**DOCUMENT PASSAGE**
The first round of offers for all London state schools takes place each year on March 1. Your local authority will tell you which school your child has been allocated on that day. If you have applied online, you will be notified as to when the system is available for you to view your offer.

Who makes the decisions – the school or the local authority?

The formal offer of a place comes from your local authority. The school sets the admissions policy and confirms which applicants have satisfied the Jewish practice criteria, but plays no part in the selection process. Nor do schools know where parents have put them on their list of preferences.

I know many Jewish schools are oversubscribed. What should I do to maximise my child’s chance of a place?

The best and only advice is to list the schools in the order you genuinely want them and then sit tight and remain hopeful. The system allocates places on the basis of the preferences parents put on their Common Application Form.

**WHAT YOU WILL DO**
#1 According to the school admissions passage, what does the school do, or not do, in the admissions process? List every such point.
#2 Continue the school admissions passage, picking up immediately after its final sentence.
The material that follows is not needed for any of this work.

**DATASET CONTENT**
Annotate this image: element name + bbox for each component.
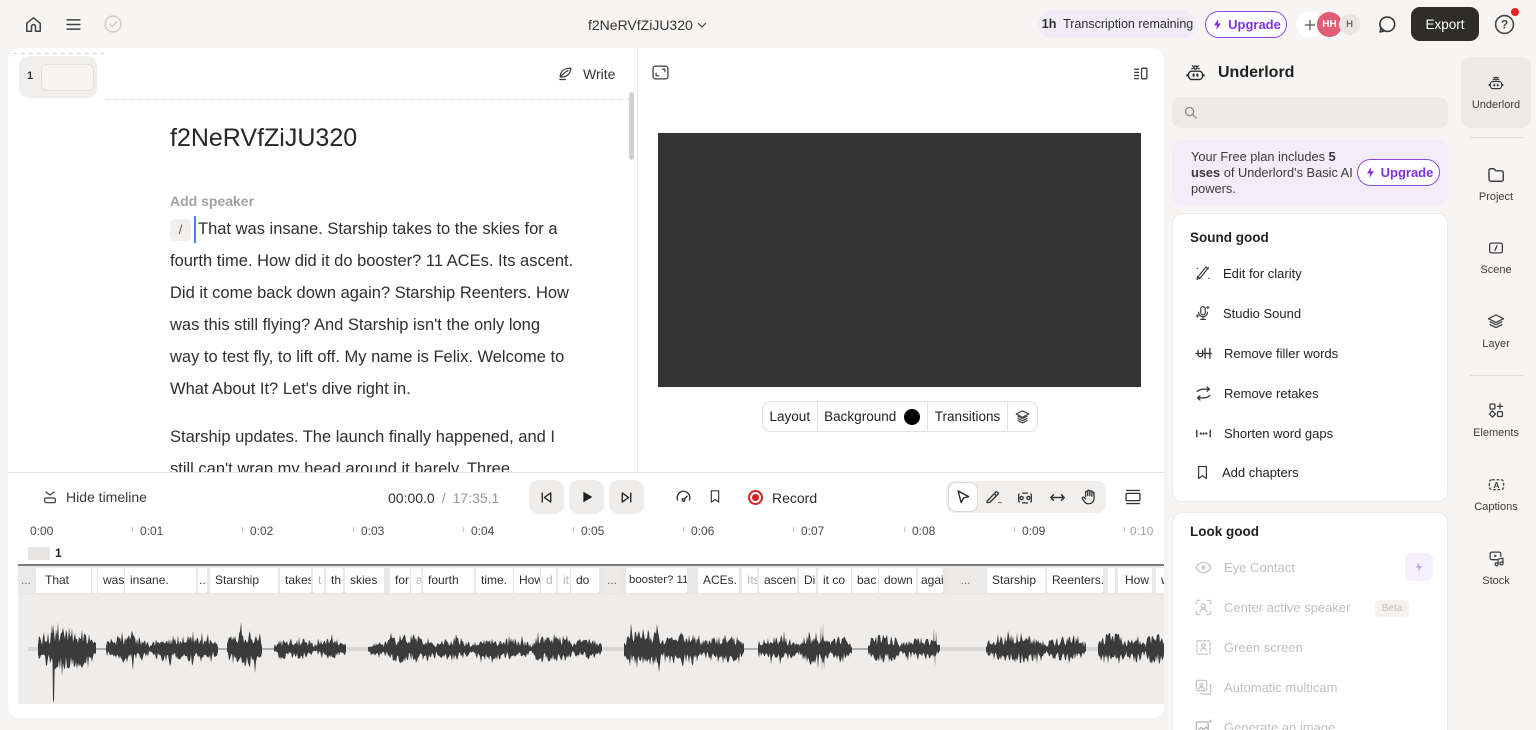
svg-text:?: ? <box>1501 18 1508 32</box>
svg-text:A: A <box>1493 480 1499 490</box>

**TASK-BY-TASK OUTPUTS**
#1
- Sets the admissions policy
- Confirms which applicants have satisfied the Jewish practice criteria
- Plays no part in the selection process
- Does not know where parents have put it on their list of preferences

#2
If you try to play the system, or put a school you don’t really want higher up because you think you have a better chance, you do not get any advantage and it simply distorts the process for you and for everyone. This is one of the main reasons for delays and unhappiness in the admissions system.

Once your form is submitted, there is nothing further that you can or need to do.

I’ve heard about several “rounds” of offers. What does that mean?

After offers are made on March 1, there is always some movement. Some families decide to go to private schools, or go abroad, or move house, and this frees up the place they were allocated. This means that this place can be offered to someone who put the school as their first preference but who was allocated their second-choice school, for example. This, in turn, means there is a space at the second-choice school that can be offered to someone who put this school as their first preference but was allocated another school.

As a result, there are often quite a few places that arise after March 1 as all this shuffling happens, Almost a hundred places at JCoSS, JFS and Yavneh were offered after the first round last year.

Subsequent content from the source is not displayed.